▶ [WORK REQUIRED]
Filter the listing below, copying every line in which the word "general" appears.
************
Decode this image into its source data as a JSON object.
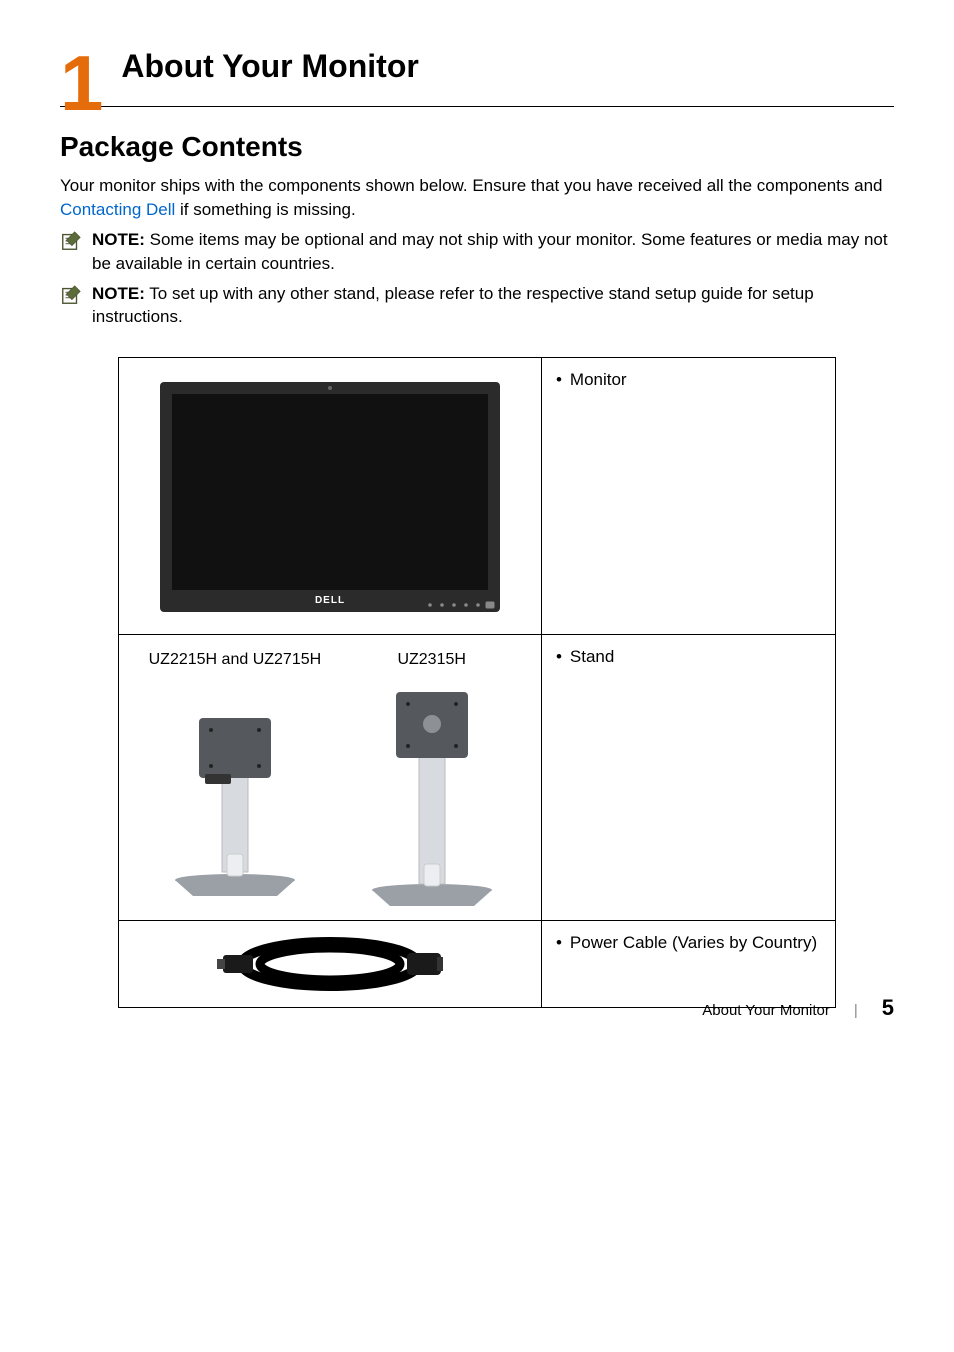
{
  "chapter": {
    "number": "1",
    "title": "About Your Monitor",
    "number_color": "#e46c0a"
  },
  "section": {
    "title": "Package Contents"
  },
  "intro": {
    "prefix": "Your monitor ships with the components shown below. Ensure that you have received all the components and ",
    "link": "Contacting Dell",
    "suffix": " if something is missing.",
    "link_color": "#0066cc"
  },
  "notes": [
    {
      "label": "NOTE:",
      "text": " Some items may be optional and may not ship with your monitor. Some features or media may not be available in certain countries."
    },
    {
      "label": "NOTE:",
      "text": " To set up with any other stand, please refer to the respective stand setup guide for setup instructions."
    }
  ],
  "table": {
    "rows": [
      {
        "desc_bullets": [
          "Monitor"
        ],
        "image": {
          "type": "monitor",
          "logo": "DELL",
          "body_color": "#2b2b2b",
          "screen_color": "#111111",
          "logo_color": "#ffffff"
        }
      },
      {
        "desc_bullets": [
          "Stand"
        ],
        "image": {
          "type": "stands",
          "labels": [
            "UZ2215H and UZ2715H",
            "UZ2315H"
          ],
          "base_color": "#9aa0a6",
          "column_color": "#d7dadf",
          "plate_color": "#55585c"
        }
      },
      {
        "desc_bullets": [
          "Power Cable (Varies by Country)"
        ],
        "image": {
          "type": "cable",
          "cable_color": "#000000",
          "plug_color": "#1a1a1a"
        }
      }
    ]
  },
  "footer": {
    "text": "About Your Monitor",
    "page": "5"
  },
  "icons": {
    "note_pencil_fill": "#5b6b3a",
    "note_paper_fill": "#ffffff",
    "note_stroke": "#4b5530"
  }
}
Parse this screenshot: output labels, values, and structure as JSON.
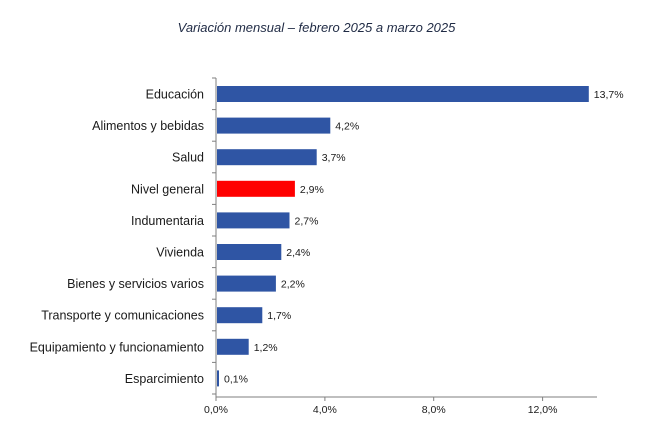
{
  "chart_data": {
    "type": "bar",
    "orientation": "horizontal",
    "title": "Variación mensual – febrero 2025 a marzo 2025",
    "xlabel": "",
    "ylabel": "",
    "categories": [
      "Educación",
      "Alimentos y bebidas",
      "Salud",
      "Nivel general",
      "Indumentaria",
      "Vivienda",
      "Bienes y servicios varios",
      "Transporte y comunicaciones",
      "Equipamiento y funcionamiento",
      "Esparcimiento"
    ],
    "values": [
      13.7,
      4.2,
      3.7,
      2.9,
      2.7,
      2.4,
      2.2,
      1.7,
      1.2,
      0.1
    ],
    "value_labels": [
      "13,7%",
      "4,2%",
      "3,7%",
      "2,9%",
      "2,7%",
      "2,4%",
      "2,2%",
      "1,7%",
      "1,2%",
      "0,1%"
    ],
    "highlight_category": "Nivel general",
    "xlim": [
      0,
      14
    ],
    "xticks": [
      0,
      4,
      8,
      12
    ],
    "xtick_labels": [
      "0,0%",
      "4,0%",
      "8,0%",
      "12,0%"
    ],
    "grid": false,
    "colors": {
      "bar": "#2f55a4",
      "highlight": "#ff0000",
      "axis": "#7f7f7f",
      "text": "#1a1a1a"
    }
  }
}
************
▶ [RESPONSE]
      "Nivel general",
    "highlight_category": "Nivel general",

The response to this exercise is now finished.